begin

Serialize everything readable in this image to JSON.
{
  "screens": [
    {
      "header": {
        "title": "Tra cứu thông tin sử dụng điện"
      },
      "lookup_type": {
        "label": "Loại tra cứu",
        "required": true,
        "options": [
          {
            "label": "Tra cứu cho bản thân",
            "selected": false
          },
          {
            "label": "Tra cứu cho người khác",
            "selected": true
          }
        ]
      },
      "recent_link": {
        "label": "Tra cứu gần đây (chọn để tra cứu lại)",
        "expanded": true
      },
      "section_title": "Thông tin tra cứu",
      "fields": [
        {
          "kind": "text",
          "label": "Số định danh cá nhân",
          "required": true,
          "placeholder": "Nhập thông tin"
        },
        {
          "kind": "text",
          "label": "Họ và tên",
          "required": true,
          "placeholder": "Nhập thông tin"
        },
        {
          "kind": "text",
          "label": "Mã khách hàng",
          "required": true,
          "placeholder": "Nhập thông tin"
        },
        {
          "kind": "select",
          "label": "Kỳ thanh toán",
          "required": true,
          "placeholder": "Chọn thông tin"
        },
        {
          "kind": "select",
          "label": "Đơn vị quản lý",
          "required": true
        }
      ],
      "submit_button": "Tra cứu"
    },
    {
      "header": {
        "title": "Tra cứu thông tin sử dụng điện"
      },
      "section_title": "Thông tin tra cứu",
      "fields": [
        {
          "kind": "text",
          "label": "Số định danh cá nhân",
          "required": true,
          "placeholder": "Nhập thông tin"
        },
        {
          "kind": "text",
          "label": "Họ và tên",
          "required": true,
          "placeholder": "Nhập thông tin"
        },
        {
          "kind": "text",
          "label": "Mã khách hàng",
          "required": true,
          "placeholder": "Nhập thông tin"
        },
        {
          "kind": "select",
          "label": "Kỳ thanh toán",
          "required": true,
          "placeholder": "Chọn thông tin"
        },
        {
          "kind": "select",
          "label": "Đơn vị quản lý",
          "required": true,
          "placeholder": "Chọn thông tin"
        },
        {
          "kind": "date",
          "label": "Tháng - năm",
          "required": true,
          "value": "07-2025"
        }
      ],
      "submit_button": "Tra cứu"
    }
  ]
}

end

> **WHAT YOU NEED TO DO**: Would you copy out each line exactly as written?

> **SOLUTION TO THIS EXERCISE**:
Serialize everything readable in this image to JSON.
{
  "screens": [
    {
      "header": {
        "title": "Tra cứu thông tin sử dụng điện"
      },
      "lookup_type": {
        "label": "Loại tra cứu",
        "required": true,
        "options": [
          {
            "label": "Tra cứu cho bản thân",
            "selected": false
          },
          {
            "label": "Tra cứu cho người khác",
            "selected": true
          }
        ]
      },
      "recent_link": {
        "label": "Tra cứu gần đây (chọn để tra cứu lại)",
        "expanded": true
      },
      "section_title": "Thông tin tra cứu",
      "fields": [
        {
          "kind": "text",
          "label": "Số định danh cá nhân",
          "required": true,
          "placeholder": "Nhập thông tin"
        },
        {
          "kind": "text",
          "label": "Họ và tên",
          "required": true,
          "placeholder": "Nhập thông tin"
        },
        {
          "kind": "text",
          "label": "Mã khách hàng",
          "required": true,
          "placeholder": "Nhập thông tin"
        },
        {
          "kind": "select",
          "label": "Kỳ thanh toán",
          "required": true,
          "placeholder": "Chọn thông tin"
        },
        {
          "kind": "select",
          "label": "Đơn vị quản lý",
          "required": true
        }
      ],
      "submit_button": "Tra cứu"
    },
    {
      "header": {
        "title": "Tra cứu thông tin sử dụng điện"
      },
      "section_title": "Thông tin tra cứu",
      "fields": [
        {
          "kind": "text",
          "label": "Số định danh cá nhân",
          "required": true,
          "placeholder": "Nhập thông tin"
        },
        {
          "kind": "text",
          "label": "Họ và tên",
          "required": true,
          "placeholder": "Nhập thông tin"
        },
        {
          "kind": "text",
          "label": "Mã khách hàng",
          "required": true,
          "placeholder": "Nhập thông tin"
        },
        {
          "kind": "select",
          "label": "Kỳ thanh toán",
          "required": true,
          "placeholder": "Chọn thông tin"
        },
        {
          "kind": "select",
          "label": "Đơn vị quản lý",
          "required": true,
          "placeholder": "Chọn thông tin"
        },
        {
          "kind": "date",
          "label": "Tháng - năm",
          "required": true,
          "value": "07-2025"
        }
      ],
      "submit_button": "Tra cứu"
    }
  ]
}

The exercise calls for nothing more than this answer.